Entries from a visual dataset
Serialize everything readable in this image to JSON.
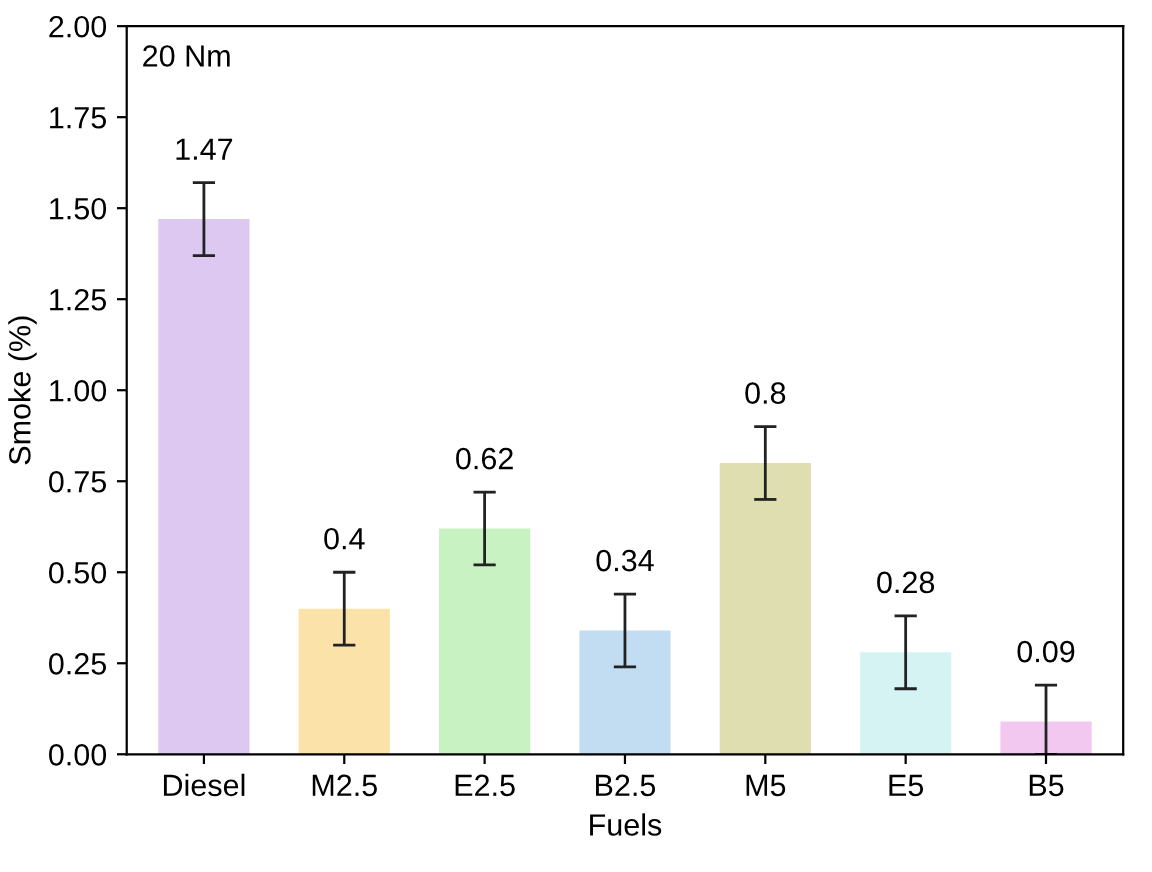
{
  "chart_data": {
    "type": "bar",
    "xlabel": "Fuels",
    "ylabel": "Smoke (%)",
    "annotations": [
      "20 Nm"
    ],
    "categories": [
      "Diesel",
      "M2.5",
      "E2.5",
      "B2.5",
      "M5",
      "E5",
      "B5"
    ],
    "values": [
      1.47,
      0.4,
      0.62,
      0.34,
      0.8,
      0.28,
      0.09
    ],
    "colors": [
      "#dcc8f0",
      "#fbe2a8",
      "#c9f2c2",
      "#c2dcf2",
      "#dfdeb0",
      "#d6f3f3",
      "#f3c8f0"
    ],
    "errors": [
      [
        1.37,
        1.57
      ],
      [
        0.3,
        0.5
      ],
      [
        0.52,
        0.72
      ],
      [
        0.24,
        0.44
      ],
      [
        0.7,
        0.9
      ],
      [
        0.18,
        0.38
      ],
      [
        0,
        0.19
      ]
    ],
    "data_labels": true,
    "ylim": [
      0,
      2.0
    ],
    "yticks": [
      {
        "value": 0,
        "label": "0.00"
      },
      {
        "value": 0.25,
        "label": "0.25"
      },
      {
        "value": 0.5,
        "label": "0.50"
      },
      {
        "value": 0.75,
        "label": "0.75"
      },
      {
        "value": 1.0,
        "label": "1.00"
      },
      {
        "value": 1.25,
        "label": "1.25"
      },
      {
        "value": 1.5,
        "label": "1.50"
      },
      {
        "value": 1.75,
        "label": "1.75"
      },
      {
        "value": 2.0,
        "label": "2.00"
      }
    ],
    "grid": false,
    "legend": false
  }
}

> [WHAT THE EXERCISE ASKS] Make an exact copy of every record, pictures excluded.

> [EXPECTED ANSWER]
Serialize everything readable in this image to JSON.
{
  "chart_data": {
    "type": "bar",
    "xlabel": "Fuels",
    "ylabel": "Smoke (%)",
    "annotations": [
      "20 Nm"
    ],
    "categories": [
      "Diesel",
      "M2.5",
      "E2.5",
      "B2.5",
      "M5",
      "E5",
      "B5"
    ],
    "values": [
      1.47,
      0.4,
      0.62,
      0.34,
      0.8,
      0.28,
      0.09
    ],
    "colors": [
      "#dcc8f0",
      "#fbe2a8",
      "#c9f2c2",
      "#c2dcf2",
      "#dfdeb0",
      "#d6f3f3",
      "#f3c8f0"
    ],
    "errors": [
      [
        1.37,
        1.57
      ],
      [
        0.3,
        0.5
      ],
      [
        0.52,
        0.72
      ],
      [
        0.24,
        0.44
      ],
      [
        0.7,
        0.9
      ],
      [
        0.18,
        0.38
      ],
      [
        0,
        0.19
      ]
    ],
    "data_labels": true,
    "ylim": [
      0,
      2.0
    ],
    "yticks": [
      {
        "value": 0,
        "label": "0.00"
      },
      {
        "value": 0.25,
        "label": "0.25"
      },
      {
        "value": 0.5,
        "label": "0.50"
      },
      {
        "value": 0.75,
        "label": "0.75"
      },
      {
        "value": 1.0,
        "label": "1.00"
      },
      {
        "value": 1.25,
        "label": "1.25"
      },
      {
        "value": 1.5,
        "label": "1.50"
      },
      {
        "value": 1.75,
        "label": "1.75"
      },
      {
        "value": 2.0,
        "label": "2.00"
      }
    ],
    "grid": false,
    "legend": false
  }
}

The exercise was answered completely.